**WHAT YOU NEED TO DO:** Without altering anything, repeat each of the records.

** START OF DATA RECORDS **

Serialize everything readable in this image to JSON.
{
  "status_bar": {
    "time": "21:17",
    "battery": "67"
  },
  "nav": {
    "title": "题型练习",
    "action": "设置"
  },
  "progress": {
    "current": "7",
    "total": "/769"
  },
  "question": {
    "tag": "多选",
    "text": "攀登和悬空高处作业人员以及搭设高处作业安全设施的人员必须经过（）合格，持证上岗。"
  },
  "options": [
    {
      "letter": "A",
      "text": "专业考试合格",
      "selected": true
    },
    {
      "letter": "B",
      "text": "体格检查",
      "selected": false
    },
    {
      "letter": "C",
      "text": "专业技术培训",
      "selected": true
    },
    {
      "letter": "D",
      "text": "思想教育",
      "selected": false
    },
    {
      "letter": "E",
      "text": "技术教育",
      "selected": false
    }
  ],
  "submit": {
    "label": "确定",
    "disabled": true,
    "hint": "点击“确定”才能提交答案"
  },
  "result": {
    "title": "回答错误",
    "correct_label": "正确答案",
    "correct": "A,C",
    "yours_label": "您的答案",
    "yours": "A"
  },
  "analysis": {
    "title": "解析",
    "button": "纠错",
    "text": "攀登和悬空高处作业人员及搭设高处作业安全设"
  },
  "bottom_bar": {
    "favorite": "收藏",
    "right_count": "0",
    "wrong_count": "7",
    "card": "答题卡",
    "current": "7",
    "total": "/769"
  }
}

** END OF DATA RECORDS **

**EXERCISE ANSWER:**
Serialize everything readable in this image to JSON.
{
  "status_bar": {
    "time": "21:17",
    "battery": "67"
  },
  "nav": {
    "title": "题型练习",
    "action": "设置"
  },
  "progress": {
    "current": "7",
    "total": "/769"
  },
  "question": {
    "tag": "多选",
    "text": "攀登和悬空高处作业人员以及搭设高处作业安全设施的人员必须经过（）合格，持证上岗。"
  },
  "options": [
    {
      "letter": "A",
      "text": "专业考试合格",
      "selected": true
    },
    {
      "letter": "B",
      "text": "体格检查",
      "selected": false
    },
    {
      "letter": "C",
      "text": "专业技术培训",
      "selected": true
    },
    {
      "letter": "D",
      "text": "思想教育",
      "selected": false
    },
    {
      "letter": "E",
      "text": "技术教育",
      "selected": false
    }
  ],
  "submit": {
    "label": "确定",
    "disabled": true,
    "hint": "点击“确定”才能提交答案"
  },
  "result": {
    "title": "回答错误",
    "correct_label": "正确答案",
    "correct": "A,C",
    "yours_label": "您的答案",
    "yours": "A"
  },
  "analysis": {
    "title": "解析",
    "button": "纠错",
    "text": "攀登和悬空高处作业人员及搭设高处作业安全设"
  },
  "bottom_bar": {
    "favorite": "收藏",
    "right_count": "0",
    "wrong_count": "7",
    "card": "答题卡",
    "current": "7",
    "total": "/769"
  }
}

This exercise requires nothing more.